_EXERCISE MATERIAL_
□ □ □ □
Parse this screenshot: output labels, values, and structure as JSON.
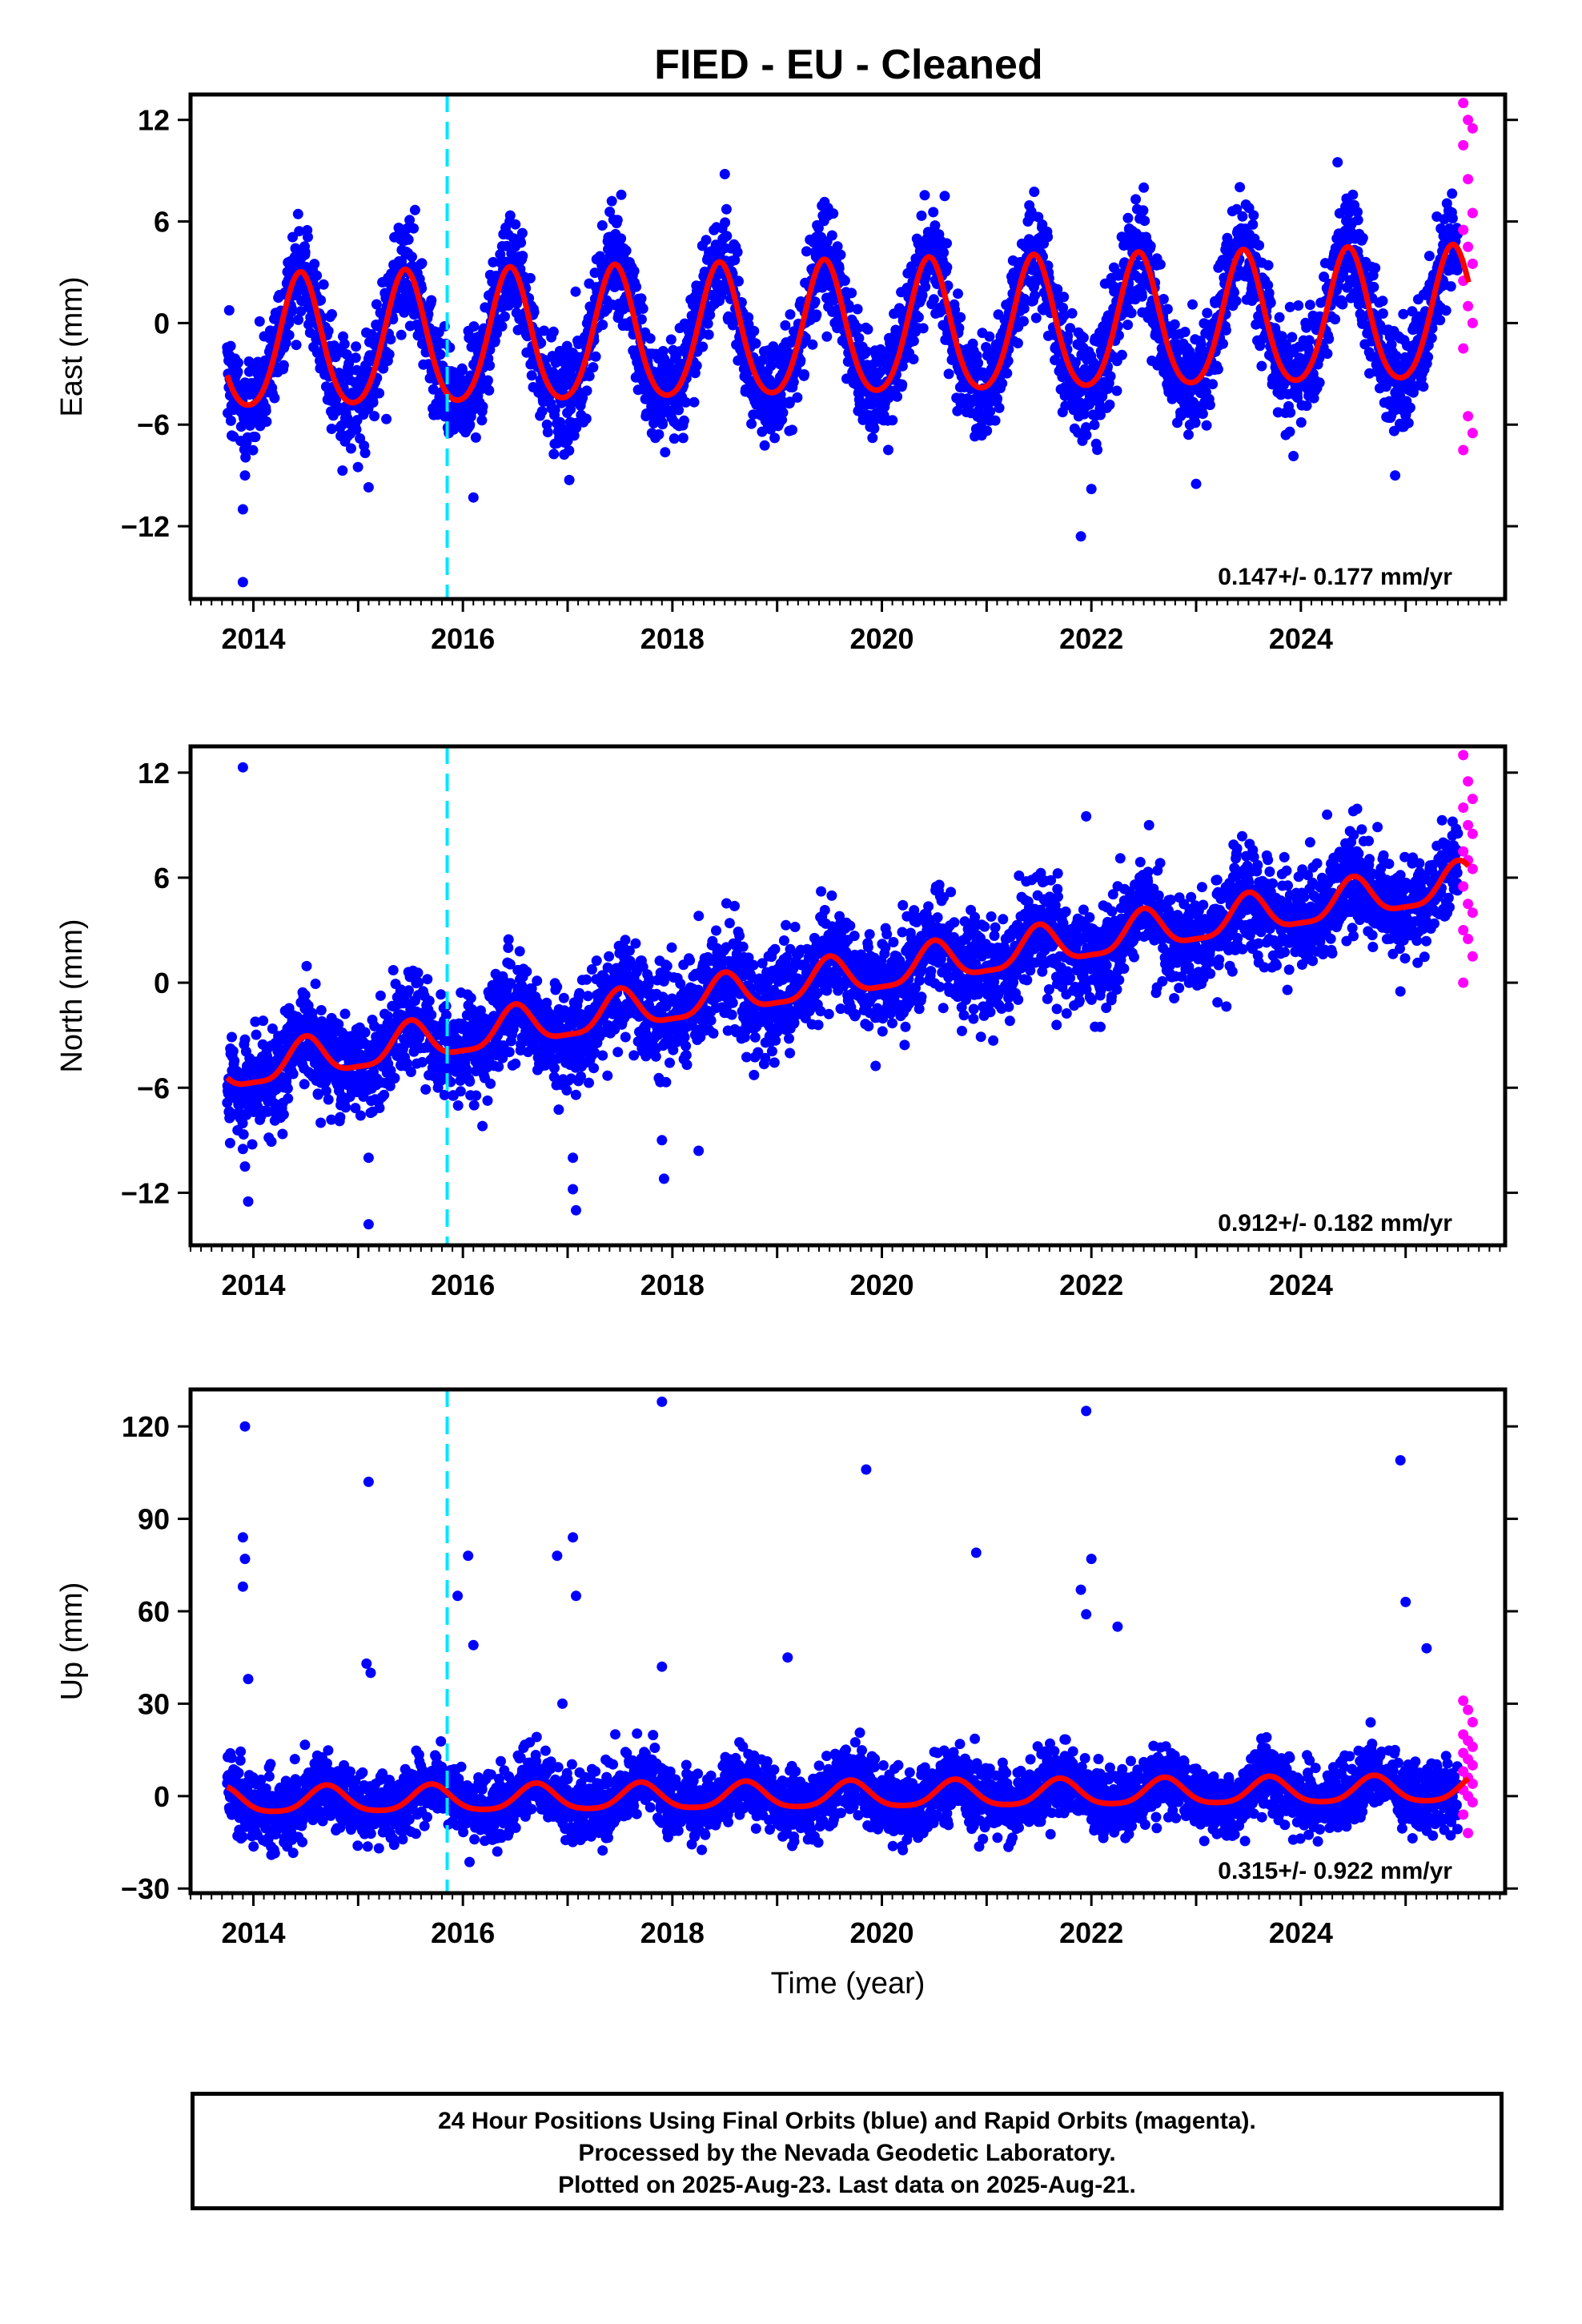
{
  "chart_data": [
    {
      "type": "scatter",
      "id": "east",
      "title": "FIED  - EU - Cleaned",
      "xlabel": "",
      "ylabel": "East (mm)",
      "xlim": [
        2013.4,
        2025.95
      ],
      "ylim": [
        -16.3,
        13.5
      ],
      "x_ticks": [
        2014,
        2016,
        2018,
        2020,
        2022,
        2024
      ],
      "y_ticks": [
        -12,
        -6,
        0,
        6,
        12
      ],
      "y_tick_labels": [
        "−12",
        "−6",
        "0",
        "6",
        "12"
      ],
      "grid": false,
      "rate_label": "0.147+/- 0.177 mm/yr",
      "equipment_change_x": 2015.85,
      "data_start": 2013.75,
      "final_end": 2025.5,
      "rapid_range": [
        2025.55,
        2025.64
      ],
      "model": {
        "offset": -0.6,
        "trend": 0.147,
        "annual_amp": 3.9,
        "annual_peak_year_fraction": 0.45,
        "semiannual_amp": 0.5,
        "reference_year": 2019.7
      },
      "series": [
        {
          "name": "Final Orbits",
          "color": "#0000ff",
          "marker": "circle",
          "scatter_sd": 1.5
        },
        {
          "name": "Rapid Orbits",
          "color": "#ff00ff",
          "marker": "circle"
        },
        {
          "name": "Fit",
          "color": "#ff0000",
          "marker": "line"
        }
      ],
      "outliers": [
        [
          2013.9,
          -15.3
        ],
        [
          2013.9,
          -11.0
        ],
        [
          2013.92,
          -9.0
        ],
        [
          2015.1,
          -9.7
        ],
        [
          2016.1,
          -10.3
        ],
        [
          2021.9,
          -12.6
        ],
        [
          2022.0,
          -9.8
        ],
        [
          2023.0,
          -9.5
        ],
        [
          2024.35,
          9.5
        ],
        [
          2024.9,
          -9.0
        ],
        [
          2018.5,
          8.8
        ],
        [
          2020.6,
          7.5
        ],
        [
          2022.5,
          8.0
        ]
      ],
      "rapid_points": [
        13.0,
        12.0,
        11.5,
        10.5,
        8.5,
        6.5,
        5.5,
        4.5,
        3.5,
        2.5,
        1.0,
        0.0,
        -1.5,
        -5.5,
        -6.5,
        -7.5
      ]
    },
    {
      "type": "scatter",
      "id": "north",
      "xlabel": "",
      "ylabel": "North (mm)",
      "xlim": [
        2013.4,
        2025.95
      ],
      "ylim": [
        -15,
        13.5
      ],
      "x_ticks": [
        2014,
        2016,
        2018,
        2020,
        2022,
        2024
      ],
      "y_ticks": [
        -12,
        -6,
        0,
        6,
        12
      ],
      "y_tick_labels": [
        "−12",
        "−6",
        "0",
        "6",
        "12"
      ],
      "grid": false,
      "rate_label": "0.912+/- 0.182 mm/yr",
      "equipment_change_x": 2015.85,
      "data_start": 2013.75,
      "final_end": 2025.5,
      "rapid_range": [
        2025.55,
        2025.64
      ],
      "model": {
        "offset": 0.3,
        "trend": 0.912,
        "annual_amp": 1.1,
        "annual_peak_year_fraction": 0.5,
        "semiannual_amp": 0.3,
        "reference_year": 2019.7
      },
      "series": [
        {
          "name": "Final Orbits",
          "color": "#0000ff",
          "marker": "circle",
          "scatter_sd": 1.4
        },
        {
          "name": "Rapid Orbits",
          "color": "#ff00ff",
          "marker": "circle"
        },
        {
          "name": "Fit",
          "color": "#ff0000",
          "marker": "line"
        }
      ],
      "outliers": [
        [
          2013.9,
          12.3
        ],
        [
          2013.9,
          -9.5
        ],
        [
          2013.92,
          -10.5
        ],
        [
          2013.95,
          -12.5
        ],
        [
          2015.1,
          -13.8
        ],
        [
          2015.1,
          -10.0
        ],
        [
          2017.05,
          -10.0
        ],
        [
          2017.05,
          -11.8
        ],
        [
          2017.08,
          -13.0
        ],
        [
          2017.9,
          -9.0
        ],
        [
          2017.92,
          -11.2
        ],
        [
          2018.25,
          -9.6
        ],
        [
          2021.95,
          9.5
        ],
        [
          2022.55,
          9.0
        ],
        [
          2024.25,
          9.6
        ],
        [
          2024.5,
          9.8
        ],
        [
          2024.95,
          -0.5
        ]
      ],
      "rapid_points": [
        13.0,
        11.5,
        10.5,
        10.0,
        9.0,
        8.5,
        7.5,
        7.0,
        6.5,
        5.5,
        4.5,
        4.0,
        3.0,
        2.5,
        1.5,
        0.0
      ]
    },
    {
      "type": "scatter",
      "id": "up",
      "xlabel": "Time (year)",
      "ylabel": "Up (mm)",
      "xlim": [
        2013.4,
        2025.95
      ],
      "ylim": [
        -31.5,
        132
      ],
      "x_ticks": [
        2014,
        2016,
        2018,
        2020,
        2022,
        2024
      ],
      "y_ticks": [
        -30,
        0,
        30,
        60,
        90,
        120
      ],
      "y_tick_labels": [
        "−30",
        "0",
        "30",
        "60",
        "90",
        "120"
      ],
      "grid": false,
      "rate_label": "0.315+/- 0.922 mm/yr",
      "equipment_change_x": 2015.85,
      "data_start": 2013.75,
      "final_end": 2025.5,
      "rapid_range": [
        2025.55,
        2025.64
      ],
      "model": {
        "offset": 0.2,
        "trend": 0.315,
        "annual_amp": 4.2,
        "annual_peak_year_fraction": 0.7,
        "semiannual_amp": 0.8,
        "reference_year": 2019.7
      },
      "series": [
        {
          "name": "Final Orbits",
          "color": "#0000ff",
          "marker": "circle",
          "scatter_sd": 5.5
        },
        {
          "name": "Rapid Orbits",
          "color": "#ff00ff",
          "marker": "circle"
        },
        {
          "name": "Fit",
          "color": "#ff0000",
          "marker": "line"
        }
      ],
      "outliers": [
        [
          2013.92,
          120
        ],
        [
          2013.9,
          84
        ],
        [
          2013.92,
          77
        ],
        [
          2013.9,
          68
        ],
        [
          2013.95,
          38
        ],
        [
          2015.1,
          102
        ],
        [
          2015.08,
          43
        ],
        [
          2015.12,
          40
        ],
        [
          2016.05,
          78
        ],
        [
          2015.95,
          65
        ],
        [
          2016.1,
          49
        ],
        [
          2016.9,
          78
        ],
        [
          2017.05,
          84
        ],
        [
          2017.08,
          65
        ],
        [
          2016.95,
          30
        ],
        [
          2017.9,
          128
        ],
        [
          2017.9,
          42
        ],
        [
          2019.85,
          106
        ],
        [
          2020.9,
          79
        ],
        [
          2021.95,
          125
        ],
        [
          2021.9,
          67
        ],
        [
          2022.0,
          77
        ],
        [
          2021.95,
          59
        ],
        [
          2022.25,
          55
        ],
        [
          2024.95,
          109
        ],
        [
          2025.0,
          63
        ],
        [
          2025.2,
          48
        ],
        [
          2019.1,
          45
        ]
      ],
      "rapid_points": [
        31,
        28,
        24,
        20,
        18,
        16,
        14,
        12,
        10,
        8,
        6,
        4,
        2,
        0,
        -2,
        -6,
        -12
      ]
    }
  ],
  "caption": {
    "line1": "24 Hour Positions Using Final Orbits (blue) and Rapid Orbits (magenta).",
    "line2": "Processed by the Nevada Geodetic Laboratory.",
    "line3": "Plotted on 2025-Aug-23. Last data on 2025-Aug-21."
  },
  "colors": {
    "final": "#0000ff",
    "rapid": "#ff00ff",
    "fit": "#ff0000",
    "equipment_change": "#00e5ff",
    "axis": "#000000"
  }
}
□ □ □ □
_YOUR INSTRUCTIONS_
Without including any pictures, please restate all the records exactly.

_REPLY TO THE TASK_
Parse this screenshot: output labels, values, and structure as JSON.
{
  "chart_data": [
    {
      "type": "scatter",
      "id": "east",
      "title": "FIED  - EU - Cleaned",
      "xlabel": "",
      "ylabel": "East (mm)",
      "xlim": [
        2013.4,
        2025.95
      ],
      "ylim": [
        -16.3,
        13.5
      ],
      "x_ticks": [
        2014,
        2016,
        2018,
        2020,
        2022,
        2024
      ],
      "y_ticks": [
        -12,
        -6,
        0,
        6,
        12
      ],
      "y_tick_labels": [
        "−12",
        "−6",
        "0",
        "6",
        "12"
      ],
      "grid": false,
      "rate_label": "0.147+/- 0.177 mm/yr",
      "equipment_change_x": 2015.85,
      "data_start": 2013.75,
      "final_end": 2025.5,
      "rapid_range": [
        2025.55,
        2025.64
      ],
      "model": {
        "offset": -0.6,
        "trend": 0.147,
        "annual_amp": 3.9,
        "annual_peak_year_fraction": 0.45,
        "semiannual_amp": 0.5,
        "reference_year": 2019.7
      },
      "series": [
        {
          "name": "Final Orbits",
          "color": "#0000ff",
          "marker": "circle",
          "scatter_sd": 1.5
        },
        {
          "name": "Rapid Orbits",
          "color": "#ff00ff",
          "marker": "circle"
        },
        {
          "name": "Fit",
          "color": "#ff0000",
          "marker": "line"
        }
      ],
      "outliers": [
        [
          2013.9,
          -15.3
        ],
        [
          2013.9,
          -11.0
        ],
        [
          2013.92,
          -9.0
        ],
        [
          2015.1,
          -9.7
        ],
        [
          2016.1,
          -10.3
        ],
        [
          2021.9,
          -12.6
        ],
        [
          2022.0,
          -9.8
        ],
        [
          2023.0,
          -9.5
        ],
        [
          2024.35,
          9.5
        ],
        [
          2024.9,
          -9.0
        ],
        [
          2018.5,
          8.8
        ],
        [
          2020.6,
          7.5
        ],
        [
          2022.5,
          8.0
        ]
      ],
      "rapid_points": [
        13.0,
        12.0,
        11.5,
        10.5,
        8.5,
        6.5,
        5.5,
        4.5,
        3.5,
        2.5,
        1.0,
        0.0,
        -1.5,
        -5.5,
        -6.5,
        -7.5
      ]
    },
    {
      "type": "scatter",
      "id": "north",
      "xlabel": "",
      "ylabel": "North (mm)",
      "xlim": [
        2013.4,
        2025.95
      ],
      "ylim": [
        -15,
        13.5
      ],
      "x_ticks": [
        2014,
        2016,
        2018,
        2020,
        2022,
        2024
      ],
      "y_ticks": [
        -12,
        -6,
        0,
        6,
        12
      ],
      "y_tick_labels": [
        "−12",
        "−6",
        "0",
        "6",
        "12"
      ],
      "grid": false,
      "rate_label": "0.912+/- 0.182 mm/yr",
      "equipment_change_x": 2015.85,
      "data_start": 2013.75,
      "final_end": 2025.5,
      "rapid_range": [
        2025.55,
        2025.64
      ],
      "model": {
        "offset": 0.3,
        "trend": 0.912,
        "annual_amp": 1.1,
        "annual_peak_year_fraction": 0.5,
        "semiannual_amp": 0.3,
        "reference_year": 2019.7
      },
      "series": [
        {
          "name": "Final Orbits",
          "color": "#0000ff",
          "marker": "circle",
          "scatter_sd": 1.4
        },
        {
          "name": "Rapid Orbits",
          "color": "#ff00ff",
          "marker": "circle"
        },
        {
          "name": "Fit",
          "color": "#ff0000",
          "marker": "line"
        }
      ],
      "outliers": [
        [
          2013.9,
          12.3
        ],
        [
          2013.9,
          -9.5
        ],
        [
          2013.92,
          -10.5
        ],
        [
          2013.95,
          -12.5
        ],
        [
          2015.1,
          -13.8
        ],
        [
          2015.1,
          -10.0
        ],
        [
          2017.05,
          -10.0
        ],
        [
          2017.05,
          -11.8
        ],
        [
          2017.08,
          -13.0
        ],
        [
          2017.9,
          -9.0
        ],
        [
          2017.92,
          -11.2
        ],
        [
          2018.25,
          -9.6
        ],
        [
          2021.95,
          9.5
        ],
        [
          2022.55,
          9.0
        ],
        [
          2024.25,
          9.6
        ],
        [
          2024.5,
          9.8
        ],
        [
          2024.95,
          -0.5
        ]
      ],
      "rapid_points": [
        13.0,
        11.5,
        10.5,
        10.0,
        9.0,
        8.5,
        7.5,
        7.0,
        6.5,
        5.5,
        4.5,
        4.0,
        3.0,
        2.5,
        1.5,
        0.0
      ]
    },
    {
      "type": "scatter",
      "id": "up",
      "xlabel": "Time (year)",
      "ylabel": "Up (mm)",
      "xlim": [
        2013.4,
        2025.95
      ],
      "ylim": [
        -31.5,
        132
      ],
      "x_ticks": [
        2014,
        2016,
        2018,
        2020,
        2022,
        2024
      ],
      "y_ticks": [
        -30,
        0,
        30,
        60,
        90,
        120
      ],
      "y_tick_labels": [
        "−30",
        "0",
        "30",
        "60",
        "90",
        "120"
      ],
      "grid": false,
      "rate_label": "0.315+/- 0.922 mm/yr",
      "equipment_change_x": 2015.85,
      "data_start": 2013.75,
      "final_end": 2025.5,
      "rapid_range": [
        2025.55,
        2025.64
      ],
      "model": {
        "offset": 0.2,
        "trend": 0.315,
        "annual_amp": 4.2,
        "annual_peak_year_fraction": 0.7,
        "semiannual_amp": 0.8,
        "reference_year": 2019.7
      },
      "series": [
        {
          "name": "Final Orbits",
          "color": "#0000ff",
          "marker": "circle",
          "scatter_sd": 5.5
        },
        {
          "name": "Rapid Orbits",
          "color": "#ff00ff",
          "marker": "circle"
        },
        {
          "name": "Fit",
          "color": "#ff0000",
          "marker": "line"
        }
      ],
      "outliers": [
        [
          2013.92,
          120
        ],
        [
          2013.9,
          84
        ],
        [
          2013.92,
          77
        ],
        [
          2013.9,
          68
        ],
        [
          2013.95,
          38
        ],
        [
          2015.1,
          102
        ],
        [
          2015.08,
          43
        ],
        [
          2015.12,
          40
        ],
        [
          2016.05,
          78
        ],
        [
          2015.95,
          65
        ],
        [
          2016.1,
          49
        ],
        [
          2016.9,
          78
        ],
        [
          2017.05,
          84
        ],
        [
          2017.08,
          65
        ],
        [
          2016.95,
          30
        ],
        [
          2017.9,
          128
        ],
        [
          2017.9,
          42
        ],
        [
          2019.85,
          106
        ],
        [
          2020.9,
          79
        ],
        [
          2021.95,
          125
        ],
        [
          2021.9,
          67
        ],
        [
          2022.0,
          77
        ],
        [
          2021.95,
          59
        ],
        [
          2022.25,
          55
        ],
        [
          2024.95,
          109
        ],
        [
          2025.0,
          63
        ],
        [
          2025.2,
          48
        ],
        [
          2019.1,
          45
        ]
      ],
      "rapid_points": [
        31,
        28,
        24,
        20,
        18,
        16,
        14,
        12,
        10,
        8,
        6,
        4,
        2,
        0,
        -2,
        -6,
        -12
      ]
    }
  ],
  "caption": {
    "line1": "24 Hour Positions Using Final Orbits (blue) and Rapid Orbits (magenta).",
    "line2": "Processed by the Nevada Geodetic Laboratory.",
    "line3": "Plotted on 2025-Aug-23. Last data on 2025-Aug-21."
  },
  "colors": {
    "final": "#0000ff",
    "rapid": "#ff00ff",
    "fit": "#ff0000",
    "equipment_change": "#00e5ff",
    "axis": "#000000"
  }
}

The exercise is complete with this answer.